▶ Your goal: Find the line containing "Convert this document image to plain text." in the entries; transcribe it and all remaining lines through the end, exactly as they appear, but not the pictures.

>> START Records shown

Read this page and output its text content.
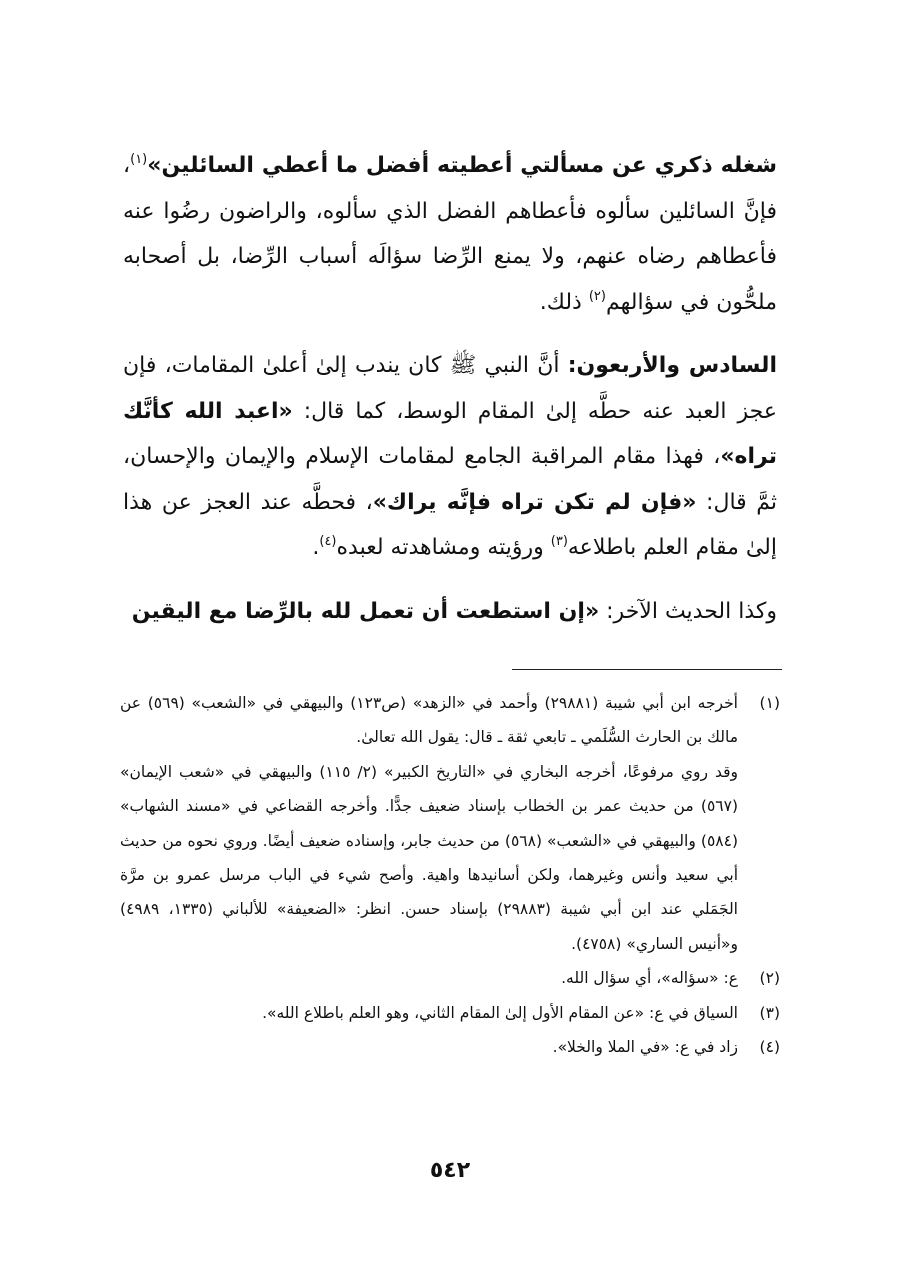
شغله ذكري عن مسألتي أعطيته أفضل ما أعطي السائلين»$^{(١)}$، فإنَّ السائلين سألوه فأعطاهم الفضل الذي سألوه، والراضون رضُوا عنه فأعطاهم رضاه عنهم، ولا يمنع الرِّضا سؤالَه أسباب الرِّضا، بل أصحابه ملحُّون في سؤالهم$^{(٢)}$ ذلك.

السادس والأربعون: أنَّ النبي ﷺ كان يندب إلىٰ أعلىٰ المقامات، فإن عجز العبد عنه حطَّه إلىٰ المقام الوسط، كما قال: «اعبد الله كأنَّك تراه»، فهذا مقام المراقبة الجامع لمقامات الإسلام والإيمان والإحسان، ثمَّ قال: «فإن لم تكن تراه فإنَّه يراك»، فحطَّه عند العجز عن هذا إلىٰ مقام العلم باطلاعه$^{(٣)}$ ورؤيته ومشاهدته لعبده$^{(٤)}$.

وكذا الحديث الآخر: «إن استطعت أن تعمل لله بالرِّضا مع اليقين

(١)
أخرجه ابن أبي شيبة (٢٩٨٨١) وأحمد في «الزهد» (ص١٢٣) والبيهقي في «الشعب» (٥٦٩) عن مالك بن الحارث السُّلَمي ـ تابعي ثقة ـ قال: يقول الله تعالىٰ.
وقد روي مرفوعًا، أخرجه البخاري في «التاريخ الكبير» (٢/ ١١٥) والبيهقي في «شعب الإيمان» (٥٦٧) من حديث عمر بن الخطاب بإسناد ضعيف جدًّا. وأخرجه القضاعي في «مسند الشهاب» (٥٨٤) والبيهقي في «الشعب» (٥٦٨) من حديث جابر، وإسناده ضعيف أيضًا. وروي نحوه من حديث أبي سعيد وأنس وغيرهما، ولكن أسانيدها واهية. وأصح شيء في الباب مرسل عمرو بن مرَّة الجَمَلي عند ابن أبي شيبة (٢٩٨٨٣) بإسناد حسن. انظر: «الضعيفة» للألباني (١٣٣٥، ٤٩٨٩) و«أنيس الساري» (٤٧٥٨).
(٢)
ع: «سؤاله»، أي سؤال الله.
(٣)
السياق في ع: «عن المقام الأول إلىٰ المقام الثاني، وهو العلم باطلاع الله».
(٤)
زاد في ع: «في الملا والخلا».
٥٤٢
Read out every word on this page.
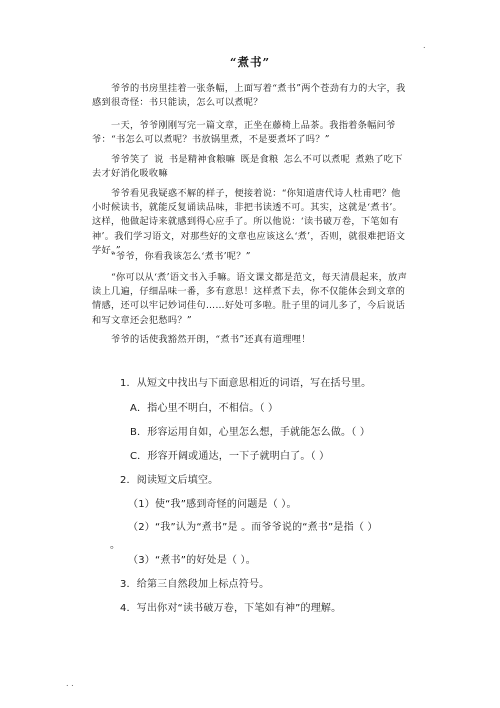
.
“煮书”
爷爷的书房里挂着一张条幅，上面写着“煮书”两个苍劲有力的大字，我感到很奇怪：书只能读，怎么可以煮呢？
一天，爷爷刚刚写完一篇文章，正坐在藤椅上品茶。我指着条幅问爷爷：“书怎么可以煮呢？书放锅里煮，不是要煮坏了吗？”
爷爷笑了 说 书是精神食粮嘛 既是食粮 怎么不可以煮呢 煮熟了吃下去才好消化吸收嘛
爷爷看见我疑惑不解的样子，便接着说：“你知道唐代诗人杜甫吧？他小时候读书，就能反复诵读品味，非把书读透不可。其实，这就是‘煮书’。这样，他做起诗来就感到得心应手了。所以他说：‘读书破万卷，下笔如有神’。我们学习语文，对那些好的文章也应该这么‘煮’，否则，就很难把语文学好。”
“爷爷，你看我该怎么‘煮书’呢？”
“你可以从‘煮’语文书入手嘛。语文课文都是范文，每天清晨起来，放声读上几遍，仔细品味一番，多有意思！这样煮下去，你不仅能体会到文章的情感，还可以牢记妙词佳句……好处可多啦。肚子里的词儿多了，今后说话和写文章还会犯愁吗？”
爷爷的话使我豁然开朗，“煮书”还真有道理哩！
1．从短文中找出与下面意思相近的词语，写在括号里。
A．指心里不明白，不相信。（ ）
B．形容运用自如，心里怎么想，手就能怎么做。（ ）
C．形容开阔或通达，一下子就明白了。（ ）
2．阅读短文后填空。
（1）使“我”感到奇怪的问题是（ ）。
（2）“我”认为“煮书”是 。而爷爷说的“煮书”是指（ ）
。
（3）“煮书”的好处是（ ）。
3．给第三自然段加上标点符号。
4．写出你对“读书破万卷，下笔如有神”的理解。
. .
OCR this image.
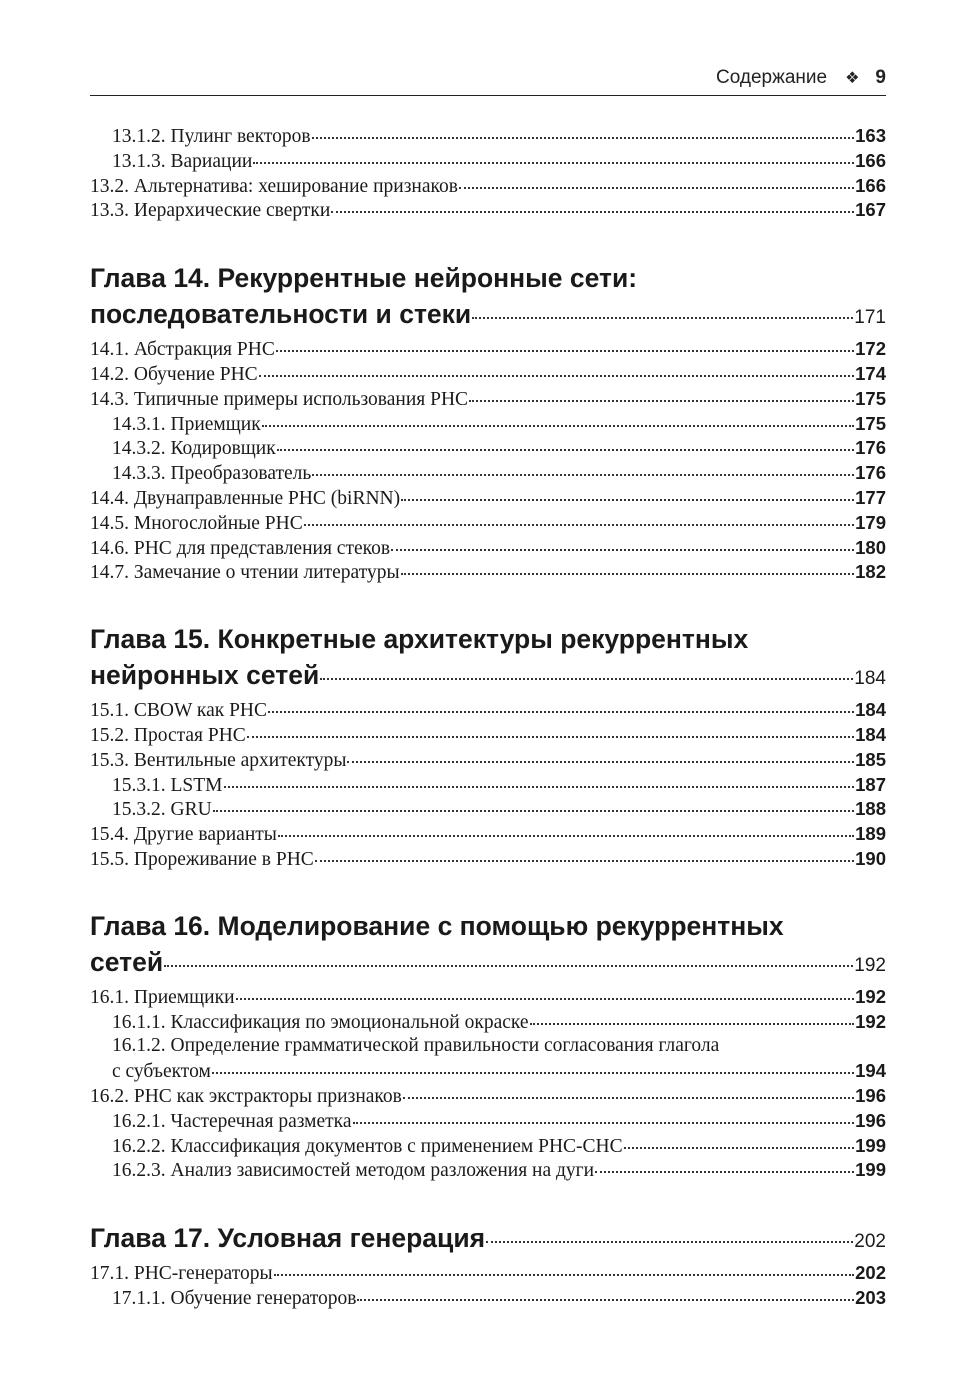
Содержание ❖ 9
13.1.2. Пулинг векторов	163
13.1.3. Вариации	166
13.2. Альтернатива: хеширование признаков	166
13.3. Иерархические свертки	167
Глава 14. Рекуррентные нейронные сети:
последовательности и стеки	171
14.1. Абстракция РНС	172
14.2. Обучение РНС	174
14.3. Типичные примеры использования РНС	175
14.3.1. Приемщик	175
14.3.2. Кодировщик	176
14.3.3. Преобразователь	176
14.4. Двунаправленные РНС (biRNN)	177
14.5. Многослойные РНС	179
14.6. РНС для представления стеков	180
14.7. Замечание о чтении литературы	182
Глава 15. Конкретные архитектуры рекуррентных
нейронных сетей	184
15.1. CBOW как РНС	184
15.2. Простая РНС	184
15.3. Вентильные архитектуры	185
15.3.1. LSTM	187
15.3.2. GRU	188
15.4. Другие варианты	189
15.5. Прореживание в РНС	190
Глава 16. Моделирование с помощью рекуррентных
сетей	192
16.1. Приемщики	192
16.1.1. Классификация по эмоциональной окраске	192
16.1.2. Определение грамматической правильности согласования глагола
с субъектом	194
16.2. РНС как экстракторы признаков	196
16.2.1. Частеречная разметка	196
16.2.2. Классификация документов с применением РНС-СНС	199
16.2.3. Анализ зависимостей методом разложения на дуги	199
Глава 17. Условная генерация	202
17.1. РНС-генераторы	202
17.1.1. Обучение генераторов	203
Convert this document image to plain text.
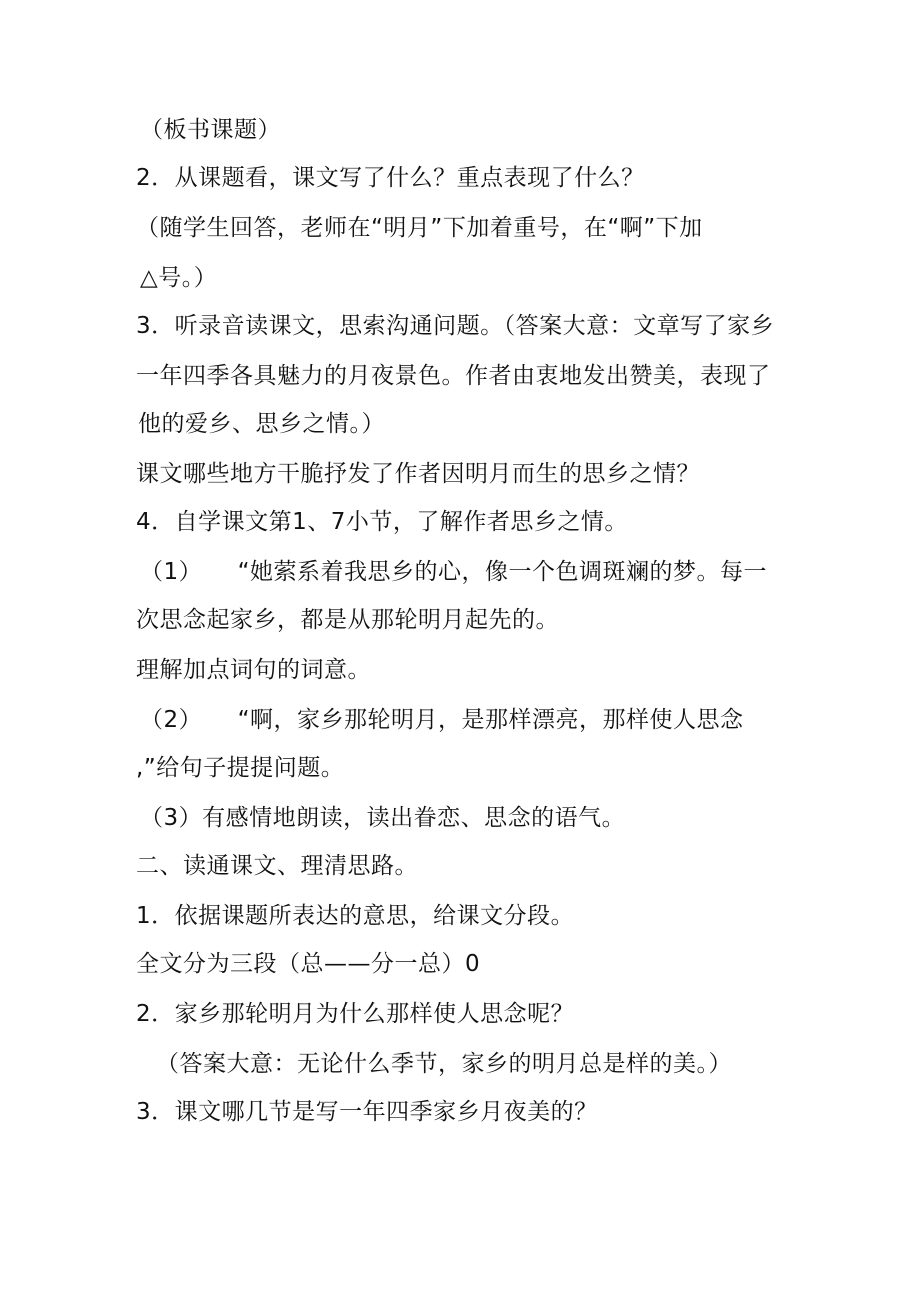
（板书课题）
2．从课题看，课文写了什么？重点表现了什么？
（随学生回答，老师在“明月”下加着重号，在“啊”下加
△号。）
3．听录音读课文，思索沟通问题。（答案大意：文章写了家乡
一年四季各具魅力的月夜景色。作者由衷地发出赞美，表现了
他的爱乡、思乡之情。）
课文哪些地方干脆抒发了作者因明月而生的思乡之情？
4．自学课文第1、7小节，了解作者思乡之情。
（1）　　“她萦系着我思乡的心，像一个色调斑斓的梦。每一
次思念起家乡，都是从那轮明月起先的。
理解加点词句的词意。
（2）　　“啊，家乡那轮明月，是那样漂亮，那样使人思念
,”给句子提提问题。
（3）有感情地朗读，读出眷恋、思念的语气。
二、读通课文、理清思路。
1．依据课题所表达的意思，给课文分段。
全文分为三段（总——分一总）0
2．家乡那轮明月为什么那样使人思念呢？
（答案大意：无论什么季节，家乡的明月总是样的美。）
3．课文哪几节是写一年四季家乡月夜美的？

>> END Records shown

▶ Solution to this problem:
Convert this document image to plain text.
（板书课题）
2．从课题看，课文写了什么？重点表现了什么？
（随学生回答，老师在“明月”下加着重号，在“啊”下加
△号。）
3．听录音读课文，思索沟通问题。（答案大意：文章写了家乡
一年四季各具魅力的月夜景色。作者由衷地发出赞美，表现了
他的爱乡、思乡之情。）
课文哪些地方干脆抒发了作者因明月而生的思乡之情？
4．自学课文第1、7小节，了解作者思乡之情。
（1）　　“她萦系着我思乡的心，像一个色调斑斓的梦。每一
次思念起家乡，都是从那轮明月起先的。
理解加点词句的词意。
（2）　　“啊，家乡那轮明月，是那样漂亮，那样使人思念
,”给句子提提问题。
（3）有感情地朗读，读出眷恋、思念的语气。
二、读通课文、理清思路。
1．依据课题所表达的意思，给课文分段。
全文分为三段（总——分一总）0
2．家乡那轮明月为什么那样使人思念呢？
（答案大意：无论什么季节，家乡的明月总是样的美。）
3．课文哪几节是写一年四季家乡月夜美的？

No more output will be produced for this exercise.